- AIM -
Copy the records below exactly, leaving out every picture.

- EXTRACTED DATA -
● ● ● ●
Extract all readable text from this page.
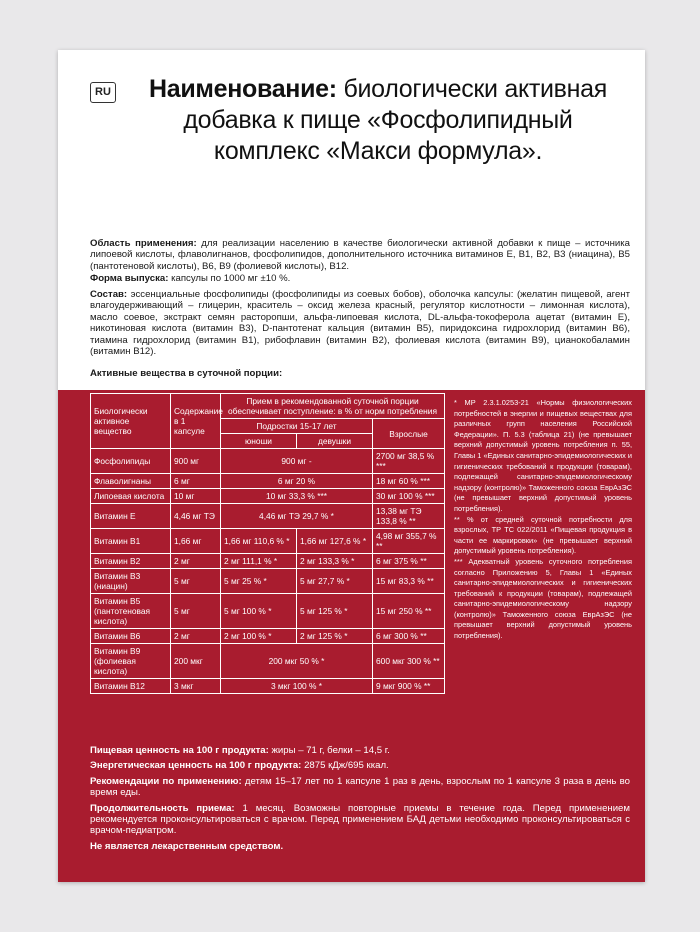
RU	Наименование: биологически активная добавка к пище «Фосфолипидный комплекс «Макси формула».
Область применения: для реализации населению в качестве биологически активной добавки к пище – источника липоевой кислоты, флаволигнанов, фосфолипидов, дополнительного источника витаминов Е, В1, В2, В3 (ниацина), В5 (пантотеновой кислоты), В6, В9 (фолиевой кислоты), В12.
Форма выпуска: капсулы по 1000 мг ±10 %.
Состав: эссенциальные фосфолипиды (фосфолипиды из соевых бобов), оболочка капсулы: (желатин пищевой, агент влагоудерживающий – глицерин, краситель – оксид железа красный, регулятор кислотности – лимонная кислота), масло соевое, экстракт семян расторопши, альфа-липоевая кислота, DL-альфа-токоферола ацетат (витамин Е), никотиновая кислота (витамин В3), D-пантотенат кальция (витамин В5), пиридоксина гидрохлорид (витамин В6), тиамина гидрохлорид (витамин В1), рибофлавин (витамин В2), фолиевая кислота (витамин В9), цианокобаламин (витамин В12).
Активные вещества в суточной порции:
Биологически активное вещество	Содержание в 1 капсуле	Прием в рекомендованной суточной порции обеспечивает поступление: в % от норм потребления		
		Подростки 15-17 лет		Взрослые
		юноши	девушки	
Фосфолипиды	900 мг	900 мг -		2700 мг 38,5 % ***
Флаволигнаны	6 мг	6 мг 20 %		18 мг 60 % ***
Липоевая кислота	10 мг	10 мг 33,3 % ***		30 мг 100 % ***
Витамин Е	4,46 мг ТЭ	4,46 мг ТЭ 29,7 % *		13,38 мг ТЭ 133,8 % **
Витамин В1	1,66 мг	1,66 мг 110,6 % *	1,66 мг 127,6 % *	4,98 мг 355,7 % **
Витамин В2	2 мг	2 мг 111,1 % *	2 мг 133,3 % *	6 мг 375 % **
Витамин В3 (ниацин)	5 мг	5 мг 25 % *	5 мг 27,7 % *	15 мг 83,3 % **
Витамин В5 (пантотеновая кислота)	5 мг	5 мг 100 % *	5 мг 125 % *	15 мг 250 % **
Витамин В6	2 мг	2 мг 100 % *	2 мг 125 % *	6 мг 300 % **
Витамин В9 (фолиевая кислота)	200 мкг	200 мкг 50 % *		600 мкг 300 % **
Витамин В12	3 мкг	3 мкг 100 % *		9 мкг 900 % **

* МР 2.3.1.0253-21 «Нормы физиологических потребностей в энергии и пищевых веществах для различных групп населения Российской Федерации». П. 5.3 (таблица 21) (не превышает верхний допустимый уровень потребления п. 55, Главы 1 «Единых санитарно-эпидемиологических и гигиенических требований к продукции (товарам), подлежащей санитарно-эпидемиологическому надзору (контролю)» Таможенного союза ЕврАзЭС (не превышает верхний допустимый уровень потребления).

** % от средней суточной потребности для взрослых, ТР ТС 022/2011 «Пищевая продукция в части ее маркировки» (не превышает верхний допустимый уровень потребления).

*** Адекватный уровень суточного потребления согласно Приложению 5, Главы 1 «Единых санитарно-эпидемиологических и гигиенических требований к продукции (товарам), подлежащей санитарно-эпидемиологическому надзору (контролю)» Таможенного союза ЕврАзЭС (не превышает верхний допустимый уровень потребления).

Пищевая ценность на 100 г продукта: жиры – 71 г, белки – 14,5 г.

Энергетическая ценность на 100 г продукта: 2875 кДж/695 ккал.

Рекомендации по применению: детям 15–17 лет по 1 капсуле 1 раз в день, взрослым по 1 капсуле 3 раза в день во время еды.

Продолжительность приема: 1 месяц. Возможны повторные приемы в течение года. Перед применением рекомендуется проконсультироваться с врачом. Перед применением БАД детьми необходимо проконсультироваться с врачом-педиатром.

Не является лекарственным средством.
● ● ● ●
- SOLUTION FOR THIS EXERCISE -
Extract all readable text from this page.
RU	Наименование: биологически активная добавка к пище «Фосфолипидный комплекс «Макси формула».
Область применения: для реализации населению в качестве биологически активной добавки к пище – источника липоевой кислоты, флаволигнанов, фосфолипидов, дополнительного источника витаминов Е, В1, В2, В3 (ниацина), В5 (пантотеновой кислоты), В6, В9 (фолиевой кислоты), В12.
Форма выпуска: капсулы по 1000 мг ±10 %.
Состав: эссенциальные фосфолипиды (фосфолипиды из соевых бобов), оболочка капсулы: (желатин пищевой, агент влагоудерживающий – глицерин, краситель – оксид железа красный, регулятор кислотности – лимонная кислота), масло соевое, экстракт семян расторопши, альфа-липоевая кислота, DL-альфа-токоферола ацетат (витамин Е), никотиновая кислота (витамин В3), D-пантотенат кальция (витамин В5), пиридоксина гидрохлорид (витамин В6), тиамина гидрохлорид (витамин В1), рибофлавин (витамин В2), фолиевая кислота (витамин В9), цианокобаламин (витамин В12).
Активные вещества в суточной порции:
Биологически активное вещество	Содержание в 1 капсуле	Прием в рекомендованной суточной порции обеспечивает поступление: в % от норм потребления		
		Подростки 15-17 лет		Взрослые
		юноши	девушки	
Фосфолипиды	900 мг	900 мг -		2700 мг 38,5 % ***
Флаволигнаны	6 мг	6 мг 20 %		18 мг 60 % ***
Липоевая кислота	10 мг	10 мг 33,3 % ***		30 мг 100 % ***
Витамин Е	4,46 мг ТЭ	4,46 мг ТЭ 29,7 % *		13,38 мг ТЭ 133,8 % **
Витамин В1	1,66 мг	1,66 мг 110,6 % *	1,66 мг 127,6 % *	4,98 мг 355,7 % **
Витамин В2	2 мг	2 мг 111,1 % *	2 мг 133,3 % *	6 мг 375 % **
Витамин В3 (ниацин)	5 мг	5 мг 25 % *	5 мг 27,7 % *	15 мг 83,3 % **
Витамин В5 (пантотеновая кислота)	5 мг	5 мг 100 % *	5 мг 125 % *	15 мг 250 % **
Витамин В6	2 мг	2 мг 100 % *	2 мг 125 % *	6 мг 300 % **
Витамин В9 (фолиевая кислота)	200 мкг	200 мкг 50 % *		600 мкг 300 % **
Витамин В12	3 мкг	3 мкг 100 % *		9 мкг 900 % **

* МР 2.3.1.0253-21 «Нормы физиологических потребностей в энергии и пищевых веществах для различных групп населения Российской Федерации». П. 5.3 (таблица 21) (не превышает верхний допустимый уровень потребления п. 55, Главы 1 «Единых санитарно-эпидемиологических и гигиенических требований к продукции (товарам), подлежащей санитарно-эпидемиологическому надзору (контролю)» Таможенного союза ЕврАзЭС (не превышает верхний допустимый уровень потребления).

** % от средней суточной потребности для взрослых, ТР ТС 022/2011 «Пищевая продукция в части ее маркировки» (не превышает верхний допустимый уровень потребления).

*** Адекватный уровень суточного потребления согласно Приложению 5, Главы 1 «Единых санитарно-эпидемиологических и гигиенических требований к продукции (товарам), подлежащей санитарно-эпидемиологическому надзору (контролю)» Таможенного союза ЕврАзЭС (не превышает верхний допустимый уровень потребления).

Пищевая ценность на 100 г продукта: жиры – 71 г, белки – 14,5 г.

Энергетическая ценность на 100 г продукта: 2875 кДж/695 ккал.

Рекомендации по применению: детям 15–17 лет по 1 капсуле 1 раз в день, взрослым по 1 капсуле 3 раза в день во время еды.

Продолжительность приема: 1 месяц. Возможны повторные приемы в течение года. Перед применением рекомендуется проконсультироваться с врачом. Перед применением БАД детьми необходимо проконсультироваться с врачом-педиатром.

Не является лекарственным средством.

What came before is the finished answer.